▶ _Exercise description_
Reproduce the entries exactly.

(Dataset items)

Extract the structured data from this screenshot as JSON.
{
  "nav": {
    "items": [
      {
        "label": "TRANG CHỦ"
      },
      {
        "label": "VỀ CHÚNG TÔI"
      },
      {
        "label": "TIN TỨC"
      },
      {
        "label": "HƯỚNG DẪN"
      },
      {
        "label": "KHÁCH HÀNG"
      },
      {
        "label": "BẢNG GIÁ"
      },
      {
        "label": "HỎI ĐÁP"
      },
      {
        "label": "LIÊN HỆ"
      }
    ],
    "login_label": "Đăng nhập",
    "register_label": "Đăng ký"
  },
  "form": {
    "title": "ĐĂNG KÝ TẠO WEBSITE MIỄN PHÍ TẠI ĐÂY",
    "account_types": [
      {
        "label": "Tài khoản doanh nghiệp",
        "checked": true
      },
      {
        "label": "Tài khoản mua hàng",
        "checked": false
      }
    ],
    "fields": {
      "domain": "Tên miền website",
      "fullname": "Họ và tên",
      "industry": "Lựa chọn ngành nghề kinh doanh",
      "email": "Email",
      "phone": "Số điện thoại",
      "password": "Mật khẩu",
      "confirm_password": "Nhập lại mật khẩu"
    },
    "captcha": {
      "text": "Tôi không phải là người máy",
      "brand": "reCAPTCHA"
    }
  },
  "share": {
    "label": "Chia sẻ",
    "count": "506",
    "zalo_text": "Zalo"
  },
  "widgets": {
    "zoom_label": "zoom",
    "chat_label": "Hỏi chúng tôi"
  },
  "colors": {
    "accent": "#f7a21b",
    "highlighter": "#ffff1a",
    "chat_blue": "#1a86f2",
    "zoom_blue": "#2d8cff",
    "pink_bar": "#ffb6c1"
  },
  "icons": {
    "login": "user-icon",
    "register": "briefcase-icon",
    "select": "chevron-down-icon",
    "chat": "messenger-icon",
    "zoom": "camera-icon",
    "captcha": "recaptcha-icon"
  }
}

▶ _Solution to this exercise_
Extract the structured data from this screenshot as JSON.
{
  "nav": {
    "items": [
      {
        "label": "TRANG CHỦ"
      },
      {
        "label": "VỀ CHÚNG TÔI"
      },
      {
        "label": "TIN TỨC"
      },
      {
        "label": "HƯỚNG DẪN"
      },
      {
        "label": "KHÁCH HÀNG"
      },
      {
        "label": "BẢNG GIÁ"
      },
      {
        "label": "HỎI ĐÁP"
      },
      {
        "label": "LIÊN HỆ"
      }
    ],
    "login_label": "Đăng nhập",
    "register_label": "Đăng ký"
  },
  "form": {
    "title": "ĐĂNG KÝ TẠO WEBSITE MIỄN PHÍ TẠI ĐÂY",
    "account_types": [
      {
        "label": "Tài khoản doanh nghiệp",
        "checked": true
      },
      {
        "label": "Tài khoản mua hàng",
        "checked": false
      }
    ],
    "fields": {
      "domain": "Tên miền website",
      "fullname": "Họ và tên",
      "industry": "Lựa chọn ngành nghề kinh doanh",
      "email": "Email",
      "phone": "Số điện thoại",
      "password": "Mật khẩu",
      "confirm_password": "Nhập lại mật khẩu"
    },
    "captcha": {
      "text": "Tôi không phải là người máy",
      "brand": "reCAPTCHA"
    }
  },
  "share": {
    "label": "Chia sẻ",
    "count": "506",
    "zalo_text": "Zalo"
  },
  "widgets": {
    "zoom_label": "zoom",
    "chat_label": "Hỏi chúng tôi"
  },
  "colors": {
    "accent": "#f7a21b",
    "highlighter": "#ffff1a",
    "chat_blue": "#1a86f2",
    "zoom_blue": "#2d8cff",
    "pink_bar": "#ffb6c1"
  },
  "icons": {
    "login": "user-icon",
    "register": "briefcase-icon",
    "select": "chevron-down-icon",
    "chat": "messenger-icon",
    "zoom": "camera-icon",
    "captcha": "recaptcha-icon"
  }
}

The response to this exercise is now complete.